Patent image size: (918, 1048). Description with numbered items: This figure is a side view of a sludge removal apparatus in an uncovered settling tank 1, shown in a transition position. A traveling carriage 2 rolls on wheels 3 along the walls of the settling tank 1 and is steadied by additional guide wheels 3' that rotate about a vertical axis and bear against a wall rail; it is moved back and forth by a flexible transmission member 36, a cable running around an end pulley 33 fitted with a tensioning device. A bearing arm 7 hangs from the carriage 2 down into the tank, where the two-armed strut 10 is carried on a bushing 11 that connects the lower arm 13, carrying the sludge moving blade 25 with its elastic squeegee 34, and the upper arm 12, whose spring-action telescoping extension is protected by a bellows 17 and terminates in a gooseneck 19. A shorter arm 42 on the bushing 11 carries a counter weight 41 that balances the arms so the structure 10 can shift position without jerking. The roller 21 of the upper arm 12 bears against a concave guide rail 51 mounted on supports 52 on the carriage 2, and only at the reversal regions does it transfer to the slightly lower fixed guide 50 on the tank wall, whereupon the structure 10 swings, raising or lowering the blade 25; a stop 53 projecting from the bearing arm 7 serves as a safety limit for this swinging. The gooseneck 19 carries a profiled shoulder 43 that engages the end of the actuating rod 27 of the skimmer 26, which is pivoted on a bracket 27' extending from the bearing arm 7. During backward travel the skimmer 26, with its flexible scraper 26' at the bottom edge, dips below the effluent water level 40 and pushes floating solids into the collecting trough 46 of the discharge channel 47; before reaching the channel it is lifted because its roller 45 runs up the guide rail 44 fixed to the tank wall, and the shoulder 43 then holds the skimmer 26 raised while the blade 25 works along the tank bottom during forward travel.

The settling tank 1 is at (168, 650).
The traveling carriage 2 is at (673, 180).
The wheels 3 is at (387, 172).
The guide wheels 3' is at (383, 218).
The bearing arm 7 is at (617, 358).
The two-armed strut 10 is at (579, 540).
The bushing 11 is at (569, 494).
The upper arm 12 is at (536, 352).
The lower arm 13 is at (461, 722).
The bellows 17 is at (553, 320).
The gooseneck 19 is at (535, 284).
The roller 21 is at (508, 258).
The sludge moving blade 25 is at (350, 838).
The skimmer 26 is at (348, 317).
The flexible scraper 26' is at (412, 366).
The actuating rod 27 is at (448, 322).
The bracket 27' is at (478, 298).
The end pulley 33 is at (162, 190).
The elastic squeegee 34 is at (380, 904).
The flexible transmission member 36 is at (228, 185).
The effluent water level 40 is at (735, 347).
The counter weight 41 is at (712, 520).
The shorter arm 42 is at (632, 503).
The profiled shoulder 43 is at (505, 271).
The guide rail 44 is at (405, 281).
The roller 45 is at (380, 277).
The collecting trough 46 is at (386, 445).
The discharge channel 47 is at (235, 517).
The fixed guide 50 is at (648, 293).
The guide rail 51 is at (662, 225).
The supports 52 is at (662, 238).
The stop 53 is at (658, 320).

* **What the task requires**: Find each line above that contains the word "squeegee" and copy it out in full. Case matters.

* **Written solution**:
Patent image size: (918, 1048). Description with numbered items: This figure is a side view of a sludge removal apparatus in an uncovered settling tank 1, shown in a transition position. A traveling carriage 2 rolls on wheels 3 along the walls of the settling tank 1 and is steadied by additional guide wheels 3' that rotate about a vertical axis and bear against a wall rail; it is moved back and forth by a flexible transmission member 36, a cable running around an end pulley 33 fitted with a tensioning device. A bearing arm 7 hangs from the carriage 2 down into the tank, where the two-armed strut 10 is carried on a bushing 11 that connects the lower arm 13, carrying the sludge moving blade 25 with its elastic squeegee 34, and the upper arm 12, whose spring-action telescoping extension is protected by a bellows 17 and terminates in a gooseneck 19. A shorter arm 42 on the bushing 11 carries a counter weight 41 that balances the arms so the structure 10 can shift position without jerking. The roller 21 of the upper arm 12 bears against a concave guide rail 51 mounted on supports 52 on the carriage 2, and only at the reversal regions does it transfer to the slightly lower fixed guide 50 on the tank wall, whereupon the structure 10 swings, raising or lowering the blade 25; a stop 53 projecting from the bearing arm 7 serves as a safety limit for this swinging. The gooseneck 19 carries a profiled shoulder 43 that engages the end of the actuating rod 27 of the skimmer 26, which is pivoted on a bracket 27' extending from the bearing arm 7. During backward travel the skimmer 26, with its flexible scraper 26' at the bottom edge, dips below the effluent water level 40 and pushes floating solids into the collecting trough 46 of the discharge channel 47; before reaching the channel it is lifted because its roller 45 runs up the guide rail 44 fixed to the tank wall, and the shoulder 43 then holds the skimmer 26 raised while the blade 25 works along the tank bottom during forward travel.
The elastic squeegee 34 is at (380, 904).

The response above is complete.